**WRITTEN PROBLEM:**
Pull every line containing "المستدرك" from the entries.
>> Start
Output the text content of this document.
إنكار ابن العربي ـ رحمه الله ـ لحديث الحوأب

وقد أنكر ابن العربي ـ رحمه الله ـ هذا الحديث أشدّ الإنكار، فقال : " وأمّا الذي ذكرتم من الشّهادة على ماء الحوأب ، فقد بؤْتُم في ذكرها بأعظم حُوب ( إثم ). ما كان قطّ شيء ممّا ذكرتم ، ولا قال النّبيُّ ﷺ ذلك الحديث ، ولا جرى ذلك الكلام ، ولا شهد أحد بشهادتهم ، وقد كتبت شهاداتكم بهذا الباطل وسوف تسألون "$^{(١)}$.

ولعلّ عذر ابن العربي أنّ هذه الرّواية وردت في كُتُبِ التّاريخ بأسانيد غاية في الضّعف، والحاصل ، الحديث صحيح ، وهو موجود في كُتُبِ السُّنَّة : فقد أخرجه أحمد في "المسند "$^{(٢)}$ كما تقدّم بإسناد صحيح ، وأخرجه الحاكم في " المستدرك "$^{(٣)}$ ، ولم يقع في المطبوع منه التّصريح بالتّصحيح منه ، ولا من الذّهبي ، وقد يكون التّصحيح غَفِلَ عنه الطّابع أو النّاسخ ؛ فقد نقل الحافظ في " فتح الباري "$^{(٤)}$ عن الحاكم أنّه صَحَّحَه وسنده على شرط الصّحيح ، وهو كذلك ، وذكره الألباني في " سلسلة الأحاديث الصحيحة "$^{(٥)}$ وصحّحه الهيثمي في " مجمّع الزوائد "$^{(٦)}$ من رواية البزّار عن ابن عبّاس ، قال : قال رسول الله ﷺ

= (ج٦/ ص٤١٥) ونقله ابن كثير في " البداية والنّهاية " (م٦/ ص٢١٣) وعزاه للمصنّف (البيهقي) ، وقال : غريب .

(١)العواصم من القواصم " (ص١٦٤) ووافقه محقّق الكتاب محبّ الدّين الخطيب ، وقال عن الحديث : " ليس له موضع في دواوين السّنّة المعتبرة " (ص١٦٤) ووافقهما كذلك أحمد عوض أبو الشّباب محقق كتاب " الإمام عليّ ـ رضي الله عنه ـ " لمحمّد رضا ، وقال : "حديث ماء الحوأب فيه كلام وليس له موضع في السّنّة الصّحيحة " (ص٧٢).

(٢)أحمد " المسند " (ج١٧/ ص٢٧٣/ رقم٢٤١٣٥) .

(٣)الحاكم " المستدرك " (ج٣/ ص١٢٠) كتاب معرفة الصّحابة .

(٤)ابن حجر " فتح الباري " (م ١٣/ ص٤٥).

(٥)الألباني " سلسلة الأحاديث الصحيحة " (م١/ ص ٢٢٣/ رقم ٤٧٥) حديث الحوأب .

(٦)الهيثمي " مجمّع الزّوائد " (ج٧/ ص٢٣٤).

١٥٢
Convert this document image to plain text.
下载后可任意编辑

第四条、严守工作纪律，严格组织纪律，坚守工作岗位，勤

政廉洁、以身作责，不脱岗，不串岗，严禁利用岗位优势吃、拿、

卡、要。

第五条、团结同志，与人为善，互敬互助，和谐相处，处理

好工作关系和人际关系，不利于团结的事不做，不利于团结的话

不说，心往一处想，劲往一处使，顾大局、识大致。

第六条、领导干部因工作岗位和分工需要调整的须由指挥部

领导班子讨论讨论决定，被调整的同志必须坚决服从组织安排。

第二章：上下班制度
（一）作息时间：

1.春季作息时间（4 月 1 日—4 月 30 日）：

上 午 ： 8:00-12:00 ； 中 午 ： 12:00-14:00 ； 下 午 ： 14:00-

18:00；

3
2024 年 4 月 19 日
>> End
**RESULT OF THIS TASK:**
ولعلّ عذر ابن العربي أنّ هذه الرّواية وردت في كُتُبِ التّاريخ بأسانيد غاية في الضّعف، والحاصل ، الحديث صحيح ، وهو موجود في كُتُبِ السُّنَّة : فقد أخرجه أحمد في "المسند "$^{(٢)}$ كما تقدّم بإسناد صحيح ، وأخرجه الحاكم في " المستدرك "$^{(٣)}$ ، ولم يقع في المطبوع منه التّصريح بالتّصحيح منه ، ولا من الذّهبي ، وقد يكون التّصحيح غَفِلَ عنه الطّابع أو النّاسخ ؛ فقد نقل الحافظ في " فتح الباري "$^{(٤)}$ عن الحاكم أنّه صَحَّحَه وسنده على شرط الصّحيح ، وهو كذلك ، وذكره الألباني في " سلسلة الأحاديث الصحيحة "$^{(٥)}$ وصحّحه الهيثمي في " مجمّع الزوائد "$^{(٦)}$ من رواية البزّار عن ابن عبّاس ، قال : قال رسول الله ﷺ
(٣)الحاكم " المستدرك " (ج٣/ ص١٢٠) كتاب معرفة الصّحابة .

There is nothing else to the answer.